SOURCE DATA =>
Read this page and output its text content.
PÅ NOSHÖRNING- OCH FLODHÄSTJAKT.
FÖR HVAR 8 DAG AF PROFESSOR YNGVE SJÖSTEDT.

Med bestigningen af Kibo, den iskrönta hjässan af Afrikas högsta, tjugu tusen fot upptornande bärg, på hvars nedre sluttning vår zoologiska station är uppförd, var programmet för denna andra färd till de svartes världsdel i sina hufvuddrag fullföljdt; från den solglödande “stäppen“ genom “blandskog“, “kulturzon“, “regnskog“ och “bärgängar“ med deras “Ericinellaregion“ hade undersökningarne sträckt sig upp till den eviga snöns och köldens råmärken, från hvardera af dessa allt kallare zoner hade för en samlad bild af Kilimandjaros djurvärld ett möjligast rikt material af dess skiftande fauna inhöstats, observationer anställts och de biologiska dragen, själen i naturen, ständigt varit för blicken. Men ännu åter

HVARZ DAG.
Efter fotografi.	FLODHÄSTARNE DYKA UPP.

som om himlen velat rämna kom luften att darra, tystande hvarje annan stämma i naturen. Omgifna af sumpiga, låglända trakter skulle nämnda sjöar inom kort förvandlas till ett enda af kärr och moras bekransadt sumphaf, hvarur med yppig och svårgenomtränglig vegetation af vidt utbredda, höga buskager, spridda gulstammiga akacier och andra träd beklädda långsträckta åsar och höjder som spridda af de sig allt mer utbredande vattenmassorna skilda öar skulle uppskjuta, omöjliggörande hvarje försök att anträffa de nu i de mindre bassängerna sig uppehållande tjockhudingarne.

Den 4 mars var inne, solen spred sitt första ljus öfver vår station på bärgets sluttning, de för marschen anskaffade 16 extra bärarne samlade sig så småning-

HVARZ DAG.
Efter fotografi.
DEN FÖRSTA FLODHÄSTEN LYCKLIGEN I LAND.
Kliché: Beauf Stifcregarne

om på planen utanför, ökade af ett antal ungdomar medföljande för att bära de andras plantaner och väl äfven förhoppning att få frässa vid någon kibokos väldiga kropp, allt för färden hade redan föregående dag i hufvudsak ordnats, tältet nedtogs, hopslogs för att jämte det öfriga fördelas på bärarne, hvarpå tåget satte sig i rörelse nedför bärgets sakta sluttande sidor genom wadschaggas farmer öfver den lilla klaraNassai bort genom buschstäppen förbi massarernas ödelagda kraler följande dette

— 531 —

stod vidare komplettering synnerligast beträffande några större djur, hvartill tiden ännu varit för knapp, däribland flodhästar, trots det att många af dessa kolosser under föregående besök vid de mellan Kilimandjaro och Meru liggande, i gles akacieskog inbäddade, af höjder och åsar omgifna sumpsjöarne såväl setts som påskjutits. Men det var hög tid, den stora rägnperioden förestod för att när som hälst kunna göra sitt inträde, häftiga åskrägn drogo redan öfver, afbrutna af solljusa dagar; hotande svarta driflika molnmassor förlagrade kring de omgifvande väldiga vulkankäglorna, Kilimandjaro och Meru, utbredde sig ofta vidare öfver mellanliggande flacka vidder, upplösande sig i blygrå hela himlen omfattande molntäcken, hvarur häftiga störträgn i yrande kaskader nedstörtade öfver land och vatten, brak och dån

TASK =>
Output all of the data exactly as given.

REPLY =>
Read this page and output its text content.
PÅ NOSHÖRNING- OCH FLODHÄSTJAKT.
FÖR HVAR 8 DAG AF PROFESSOR YNGVE SJÖSTEDT.

Med bestigningen af Kibo, den iskrönta hjässan af Afrikas högsta, tjugu tusen fot upptornande bärg, på hvars nedre sluttning vår zoologiska station är uppförd, var programmet för denna andra färd till de svartes världsdel i sina hufvuddrag fullföljdt; från den solglödande “stäppen“ genom “blandskog“, “kulturzon“, “regnskog“ och “bärgängar“ med deras “Ericinellaregion“ hade undersökningarne sträckt sig upp till den eviga snöns och köldens råmärken, från hvardera af dessa allt kallare zoner hade för en samlad bild af Kilimandjaros djurvärld ett möjligast rikt material af dess skiftande fauna inhöstats, observationer anställts och de biologiska dragen, själen i naturen, ständigt varit för blicken. Men ännu åter

HVARZ DAG.
Efter fotografi.	FLODHÄSTARNE DYKA UPP.

som om himlen velat rämna kom luften att darra, tystande hvarje annan stämma i naturen. Omgifna af sumpiga, låglända trakter skulle nämnda sjöar inom kort förvandlas till ett enda af kärr och moras bekransadt sumphaf, hvarur med yppig och svårgenomtränglig vegetation af vidt utbredda, höga buskager, spridda gulstammiga akacier och andra träd beklädda långsträckta åsar och höjder som spridda af de sig allt mer utbredande vattenmassorna skilda öar skulle uppskjuta, omöjliggörande hvarje försök att anträffa de nu i de mindre bassängerna sig uppehållande tjockhudingarne.

Den 4 mars var inne, solen spred sitt första ljus öfver vår station på bärgets sluttning, de för marschen anskaffade 16 extra bärarne samlade sig så småning-

HVARZ DAG.
Efter fotografi.
DEN FÖRSTA FLODHÄSTEN LYCKLIGEN I LAND.
Kliché: Beauf Stifcregarne

om på planen utanför, ökade af ett antal ungdomar medföljande för att bära de andras plantaner och väl äfven förhoppning att få frässa vid någon kibokos väldiga kropp, allt för färden hade redan föregående dag i hufvudsak ordnats, tältet nedtogs, hopslogs för att jämte det öfriga fördelas på bärarne, hvarpå tåget satte sig i rörelse nedför bärgets sakta sluttande sidor genom wadschaggas farmer öfver den lilla klaraNassai bort genom buschstäppen förbi massarernas ödelagda kraler följande dette

— 531 —

stod vidare komplettering synnerligast beträffande några större djur, hvartill tiden ännu varit för knapp, däribland flodhästar, trots det att många af dessa kolosser under föregående besök vid de mellan Kilimandjaro och Meru liggande, i gles akacieskog inbäddade, af höjder och åsar omgifna sumpsjöarne såväl setts som påskjutits. Men det var hög tid, den stora rägnperioden förestod för att när som hälst kunna göra sitt inträde, häftiga åskrägn drogo redan öfver, afbrutna af solljusa dagar; hotande svarta driflika molnmassor förlagrade kring de omgifvande väldiga vulkankäglorna, Kilimandjaro och Meru, utbredde sig ofta vidare öfver mellanliggande flacka vidder, upplösande sig i blygrå hela himlen omfattande molntäcken, hvarur häftiga störträgn i yrande kaskader nedstörtade öfver land och vatten, brak och dån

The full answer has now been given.